§ WHAT THE TASK REQUIRES
Return the whole listing, keeping every character the same.

Stored records
· · · · · · ·
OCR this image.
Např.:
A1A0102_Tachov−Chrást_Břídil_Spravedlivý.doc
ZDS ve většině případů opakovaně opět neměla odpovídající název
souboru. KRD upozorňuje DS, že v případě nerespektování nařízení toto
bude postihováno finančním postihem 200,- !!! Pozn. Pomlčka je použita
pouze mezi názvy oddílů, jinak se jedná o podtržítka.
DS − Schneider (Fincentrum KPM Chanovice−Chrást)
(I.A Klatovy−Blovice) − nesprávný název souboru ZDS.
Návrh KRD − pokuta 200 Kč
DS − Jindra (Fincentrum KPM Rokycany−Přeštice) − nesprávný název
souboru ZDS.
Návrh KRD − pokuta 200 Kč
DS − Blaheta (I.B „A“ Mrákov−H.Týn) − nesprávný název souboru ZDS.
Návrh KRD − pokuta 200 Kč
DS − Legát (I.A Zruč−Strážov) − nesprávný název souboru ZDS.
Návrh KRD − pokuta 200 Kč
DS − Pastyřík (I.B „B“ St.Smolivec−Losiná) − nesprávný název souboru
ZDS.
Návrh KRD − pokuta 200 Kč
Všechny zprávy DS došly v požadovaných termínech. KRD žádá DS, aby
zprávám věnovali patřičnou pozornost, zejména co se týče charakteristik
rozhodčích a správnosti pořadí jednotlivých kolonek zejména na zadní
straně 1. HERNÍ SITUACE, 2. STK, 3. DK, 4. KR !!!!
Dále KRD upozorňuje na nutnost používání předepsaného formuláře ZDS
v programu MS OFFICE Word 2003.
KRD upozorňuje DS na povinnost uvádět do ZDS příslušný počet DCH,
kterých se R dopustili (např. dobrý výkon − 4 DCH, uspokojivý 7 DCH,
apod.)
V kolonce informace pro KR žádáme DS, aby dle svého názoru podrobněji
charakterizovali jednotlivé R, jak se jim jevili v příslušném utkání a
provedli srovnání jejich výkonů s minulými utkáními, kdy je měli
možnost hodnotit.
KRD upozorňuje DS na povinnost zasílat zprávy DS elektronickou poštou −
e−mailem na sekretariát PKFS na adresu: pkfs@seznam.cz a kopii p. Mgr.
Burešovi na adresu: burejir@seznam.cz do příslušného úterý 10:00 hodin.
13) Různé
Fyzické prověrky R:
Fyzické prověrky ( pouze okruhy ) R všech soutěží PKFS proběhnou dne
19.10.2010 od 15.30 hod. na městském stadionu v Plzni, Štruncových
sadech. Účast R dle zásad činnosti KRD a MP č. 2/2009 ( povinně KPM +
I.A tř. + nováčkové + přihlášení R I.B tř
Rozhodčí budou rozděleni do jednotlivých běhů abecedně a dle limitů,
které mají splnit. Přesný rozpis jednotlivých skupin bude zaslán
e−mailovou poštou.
· · · · · · ·
§ RESPONSE TO THIS EXERCISE
OCR this image.
Např.:
A1A0102_Tachov−Chrást_Břídil_Spravedlivý.doc
ZDS ve většině případů opakovaně opět neměla odpovídající název
souboru. KRD upozorňuje DS, že v případě nerespektování nařízení toto
bude postihováno finančním postihem 200,- !!! Pozn. Pomlčka je použita
pouze mezi názvy oddílů, jinak se jedná o podtržítka.
DS − Schneider (Fincentrum KPM Chanovice−Chrást)
(I.A Klatovy−Blovice) − nesprávný název souboru ZDS.
Návrh KRD − pokuta 200 Kč
DS − Jindra (Fincentrum KPM Rokycany−Přeštice) − nesprávný název
souboru ZDS.
Návrh KRD − pokuta 200 Kč
DS − Blaheta (I.B „A“ Mrákov−H.Týn) − nesprávný název souboru ZDS.
Návrh KRD − pokuta 200 Kč
DS − Legát (I.A Zruč−Strážov) − nesprávný název souboru ZDS.
Návrh KRD − pokuta 200 Kč
DS − Pastyřík (I.B „B“ St.Smolivec−Losiná) − nesprávný název souboru
ZDS.
Návrh KRD − pokuta 200 Kč
Všechny zprávy DS došly v požadovaných termínech. KRD žádá DS, aby
zprávám věnovali patřičnou pozornost, zejména co se týče charakteristik
rozhodčích a správnosti pořadí jednotlivých kolonek zejména na zadní
straně 1. HERNÍ SITUACE, 2. STK, 3. DK, 4. KR !!!!
Dále KRD upozorňuje na nutnost používání předepsaného formuláře ZDS
v programu MS OFFICE Word 2003.
KRD upozorňuje DS na povinnost uvádět do ZDS příslušný počet DCH,
kterých se R dopustili (např. dobrý výkon − 4 DCH, uspokojivý 7 DCH,
apod.)
V kolonce informace pro KR žádáme DS, aby dle svého názoru podrobněji
charakterizovali jednotlivé R, jak se jim jevili v příslušném utkání a
provedli srovnání jejich výkonů s minulými utkáními, kdy je měli
možnost hodnotit.
KRD upozorňuje DS na povinnost zasílat zprávy DS elektronickou poštou −
e−mailem na sekretariát PKFS na adresu: pkfs@seznam.cz a kopii p. Mgr.
Burešovi na adresu: burejir@seznam.cz do příslušného úterý 10:00 hodin.
13) Různé
Fyzické prověrky R:
Fyzické prověrky ( pouze okruhy ) R všech soutěží PKFS proběhnou dne
19.10.2010 od 15.30 hod. na městském stadionu v Plzni, Štruncových
sadech. Účast R dle zásad činnosti KRD a MP č. 2/2009 ( povinně KPM +
I.A tř. + nováčkové + přihlášení R I.B tř
Rozhodčí budou rozděleni do jednotlivých běhů abecedně a dle limitů,
které mají splnit. Přesný rozpis jednotlivých skupin bude zaslán
e−mailovou poštou.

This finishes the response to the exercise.